WHAT YOU ARE ASKED TO DO => Print the rows from the line containing "board-cell[interactable] — [133, 324, 198, 388]" through the line containing "piece-glyph: 士 — [328, 4, 390, 66]", inclusive, copying each line without any change.

[BEGIN AVAILABLE RECORDS]

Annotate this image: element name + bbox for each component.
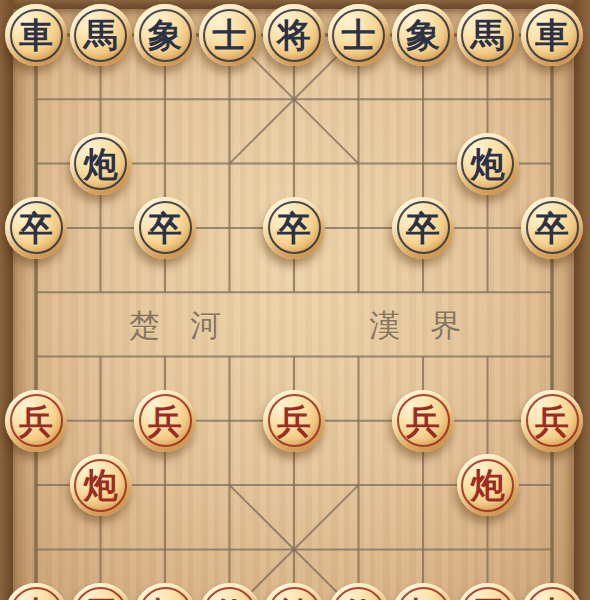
board-cell[interactable] — [133, 324, 198, 388]
board-cell[interactable] — [326, 131, 391, 195]
board-cell[interactable] — [4, 131, 69, 195]
board-cell[interactable]: 炮 — [455, 131, 520, 195]
piece-glyph: 兵 — [134, 390, 196, 452]
board-cell[interactable] — [197, 260, 262, 324]
board-cell[interactable]: 象 — [133, 3, 198, 67]
piece-glyph: 車 — [5, 583, 67, 600]
piece-red-soldier[interactable]: 兵 — [263, 390, 325, 452]
board-cell[interactable] — [520, 131, 585, 195]
board-cell[interactable] — [455, 260, 520, 324]
board-cell[interactable] — [197, 453, 262, 517]
board-cell[interactable] — [326, 196, 391, 260]
piece-glyph: 馬 — [70, 583, 132, 600]
piece-glyph: 象 — [392, 4, 454, 66]
board-cell[interactable]: 車 — [520, 3, 585, 67]
piece-glyph: 兵 — [5, 390, 67, 452]
piece-glyph: 車 — [5, 4, 67, 66]
board-cell[interactable]: 仕 — [326, 582, 391, 600]
piece-glyph: 兵 — [263, 390, 325, 452]
board-cell[interactable] — [197, 196, 262, 260]
piece-glyph: 士 — [328, 4, 390, 66]
board-cell[interactable]: 士 — [197, 3, 262, 67]
piece-black-advisor[interactable]: 士 — [199, 4, 261, 66]
board-cell[interactable] — [133, 517, 198, 581]
board-cell[interactable] — [133, 260, 198, 324]
board-cell[interactable] — [262, 324, 327, 388]
board-cell[interactable] — [4, 324, 69, 388]
board-cell[interactable]: 炮 — [68, 453, 133, 517]
piece-glyph: 馬 — [457, 583, 519, 600]
piece-glyph: 将 — [263, 4, 325, 66]
piece-glyph: 相 — [134, 583, 196, 600]
piece-glyph: 士 — [199, 4, 261, 66]
piece-glyph: 帥 — [263, 583, 325, 600]
board-cell[interactable] — [326, 517, 391, 581]
board-cell[interactable] — [68, 67, 133, 131]
board-cell[interactable]: 相 — [133, 582, 198, 600]
piece-black-chariot[interactable]: 車 — [521, 4, 583, 66]
board-cell[interactable] — [262, 131, 327, 195]
board-cell[interactable] — [68, 389, 133, 453]
board-cell[interactable] — [391, 324, 456, 388]
piece-red-soldier[interactable]: 兵 — [392, 390, 454, 452]
board-cell[interactable] — [197, 131, 262, 195]
board-cell[interactable] — [326, 260, 391, 324]
piece-black-elephant[interactable]: 象 — [134, 4, 196, 66]
board-cell[interactable] — [455, 517, 520, 581]
board-cell[interactable] — [326, 324, 391, 388]
board-cell[interactable] — [520, 260, 585, 324]
board-cell[interactable]: 仕 — [197, 582, 262, 600]
piece-black-soldier[interactable]: 卒 — [521, 197, 583, 259]
board-cell[interactable] — [520, 453, 585, 517]
board-cell[interactable]: 卒 — [4, 196, 69, 260]
piece-black-elephant[interactable]: 象 — [392, 4, 454, 66]
board-cell[interactable]: 兵 — [391, 389, 456, 453]
board-cell[interactable] — [520, 67, 585, 131]
board-cell[interactable] — [4, 453, 69, 517]
piece-red-chariot[interactable]: 車 — [521, 583, 583, 600]
board-cell[interactable] — [262, 453, 327, 517]
piece-red-soldier[interactable]: 兵 — [521, 390, 583, 452]
piece-black-general[interactable]: 将 — [263, 4, 325, 66]
board-cell[interactable] — [455, 67, 520, 131]
piece-glyph: 馬 — [70, 4, 132, 66]
board-cell[interactable] — [197, 517, 262, 581]
board-cell[interactable] — [133, 131, 198, 195]
board-cell[interactable] — [262, 67, 327, 131]
xiangqi-board: 楚河 漢界 車馬象士将士象馬車炮炮卒卒卒卒卒兵兵兵兵兵炮炮車馬相仕帥仕相馬車 — [0, 0, 590, 600]
board-cell[interactable]: 馬 — [455, 582, 520, 600]
board-cell[interactable] — [68, 196, 133, 260]
piece-glyph: 炮 — [457, 133, 519, 195]
piece-red-chariot[interactable]: 車 — [5, 583, 67, 600]
board-cell[interactable] — [197, 67, 262, 131]
piece-glyph: 卒 — [134, 197, 196, 259]
board-cell[interactable] — [4, 260, 69, 324]
piece-red-cannon[interactable]: 炮 — [70, 454, 132, 516]
board-cell[interactable] — [326, 389, 391, 453]
board-cell[interactable]: 兵 — [520, 389, 585, 453]
board-cell[interactable] — [262, 517, 327, 581]
piece-red-advisor[interactable]: 仕 — [199, 583, 261, 600]
board-cell[interactable]: 炮 — [68, 131, 133, 195]
board-cell[interactable] — [197, 324, 262, 388]
piece-black-soldier[interactable]: 卒 — [263, 197, 325, 259]
board-cell[interactable] — [4, 517, 69, 581]
board-cell[interactable] — [4, 67, 69, 131]
piece-red-advisor[interactable]: 仕 — [328, 583, 390, 600]
piece-red-horse[interactable]: 馬 — [70, 583, 132, 600]
board-cell[interactable]: 士 — [326, 3, 391, 67]
piece-black-horse[interactable]: 馬 — [70, 4, 132, 66]
board-cell[interactable]: 将 — [262, 3, 327, 67]
piece-glyph: 兵 — [521, 390, 583, 452]
piece-black-advisor[interactable]: 士 — [328, 4, 390, 66]
piece-glyph: 卒 — [521, 197, 583, 259]
piece-glyph: 馬 — [457, 4, 519, 66]
board-cell[interactable] — [391, 517, 456, 581]
piece-black-horse[interactable]: 馬 — [457, 4, 519, 66]
piece-glyph: 炮 — [70, 454, 132, 516]
piece-red-soldier[interactable]: 兵 — [5, 390, 67, 452]
board-cell[interactable] — [197, 389, 262, 453]
piece-glyph: 象 — [134, 4, 196, 66]
board-cell[interactable] — [455, 324, 520, 388]
board-cell[interactable] — [520, 517, 585, 581]
piece-black-cannon[interactable]: 炮 — [457, 133, 519, 195]
board-cell[interactable]: 兵 — [262, 389, 327, 453]
piece-red-elephant[interactable]: 相 — [392, 583, 454, 600]
board-cell[interactable] — [133, 67, 198, 131]
board-cell[interactable]: 兵 — [133, 389, 198, 453]
board-cell[interactable] — [455, 196, 520, 260]
piece-red-cannon[interactable]: 炮 — [457, 454, 519, 516]
piece-glyph: 車 — [521, 583, 583, 600]
board-cell[interactable]: 炮 — [455, 453, 520, 517]
board-cell[interactable]: 兵 — [4, 389, 69, 453]
board-cell[interactable] — [391, 131, 456, 195]
piece-black-soldier[interactable]: 卒 — [5, 197, 67, 259]
piece-black-chariot[interactable]: 車 — [5, 4, 67, 66]
board-cell[interactable] — [68, 324, 133, 388]
board-cell[interactable] — [391, 453, 456, 517]
board-cell[interactable] — [520, 324, 585, 388]
piece-black-soldier[interactable]: 卒 — [392, 197, 454, 259]
piece-red-horse[interactable]: 馬 — [457, 583, 519, 600]
piece-glyph: 卒 — [263, 197, 325, 259]
board-cell[interactable]: 馬 — [455, 3, 520, 67]
board-intersection-grid: 車馬象士将士象馬車炮炮卒卒卒卒卒兵兵兵兵兵炮炮車馬相仕帥仕相馬車 — [4, 3, 585, 600]
board-cell[interactable]: 車 — [520, 582, 585, 600]
board-cell[interactable] — [326, 453, 391, 517]
board-cell[interactable]: 卒 — [520, 196, 585, 260]
piece-black-cannon[interactable]: 炮 — [70, 133, 132, 195]
board-cell[interactable] — [391, 67, 456, 131]
board-cell[interactable] — [68, 260, 133, 324]
piece-glyph: 卒 — [392, 197, 454, 259]
board-cell[interactable]: 馬 — [68, 3, 133, 67]
piece-glyph: 炮 — [70, 133, 132, 195]
piece-glyph: 相 — [392, 583, 454, 600]
piece-red-soldier[interactable]: 兵 — [134, 390, 196, 452]
piece-glyph: 仕 — [328, 583, 390, 600]
board-cell[interactable]: 馬 — [68, 582, 133, 600]
board-cell[interactable]: 車 — [4, 3, 69, 67]
piece-glyph: 卒 — [5, 197, 67, 259]
board-cell[interactable] — [455, 389, 520, 453]
piece-glyph: 兵 — [392, 390, 454, 452]
piece-red-general[interactable]: 帥 — [263, 583, 325, 600]
board-cell[interactable] — [326, 67, 391, 131]
board-cell[interactable]: 象 — [391, 3, 456, 67]
board-cell[interactable] — [262, 260, 327, 324]
board-cell[interactable]: 卒 — [133, 196, 198, 260]
board-cell[interactable]: 帥 — [262, 582, 327, 600]
piece-red-elephant[interactable]: 相 — [134, 583, 196, 600]
piece-glyph: 仕 — [199, 583, 261, 600]
board-cell[interactable] — [68, 517, 133, 581]
board-cell[interactable]: 卒 — [391, 196, 456, 260]
board-cell[interactable]: 卒 — [262, 196, 327, 260]
piece-glyph: 車 — [521, 4, 583, 66]
piece-glyph: 炮 — [457, 454, 519, 516]
board-cell[interactable]: 相 — [391, 582, 456, 600]
board-cell[interactable]: 車 — [4, 582, 69, 600]
piece-black-soldier[interactable]: 卒 — [134, 197, 196, 259]
board-cell[interactable] — [391, 260, 456, 324]
board-cell[interactable] — [133, 453, 198, 517]
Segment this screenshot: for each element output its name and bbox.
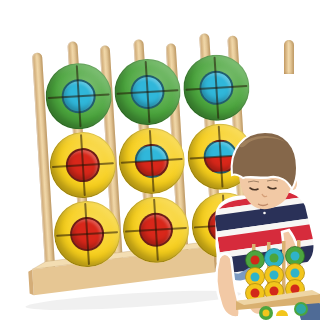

[END AVAILABLE RECORDS]

SOLUTION TO THIS PROBLEM =>
board-cell[interactable] — [133, 324, 198, 388]
board-cell[interactable] — [326, 131, 391, 195]
board-cell[interactable] — [4, 131, 69, 195]
board-cell[interactable]: 炮 — [455, 131, 520, 195]
piece-glyph: 兵 — [134, 390, 196, 452]
board-cell[interactable] — [197, 260, 262, 324]
board-cell[interactable]: 象 — [133, 3, 198, 67]
piece-glyph: 車 — [5, 583, 67, 600]
piece-red-soldier[interactable]: 兵 — [263, 390, 325, 452]
board-cell[interactable] — [520, 131, 585, 195]
board-cell[interactable] — [455, 260, 520, 324]
board-cell[interactable] — [197, 453, 262, 517]
board-cell[interactable] — [326, 196, 391, 260]
piece-glyph: 馬 — [70, 583, 132, 600]
piece-glyph: 象 — [392, 4, 454, 66]
board-cell[interactable]: 車 — [520, 3, 585, 67]
piece-glyph: 兵 — [5, 390, 67, 452]
piece-glyph: 車 — [5, 4, 67, 66]
board-cell[interactable]: 仕 — [326, 582, 391, 600]
piece-glyph: 兵 — [263, 390, 325, 452]
board-cell[interactable] — [197, 196, 262, 260]
piece-glyph: 士 — [328, 4, 390, 66]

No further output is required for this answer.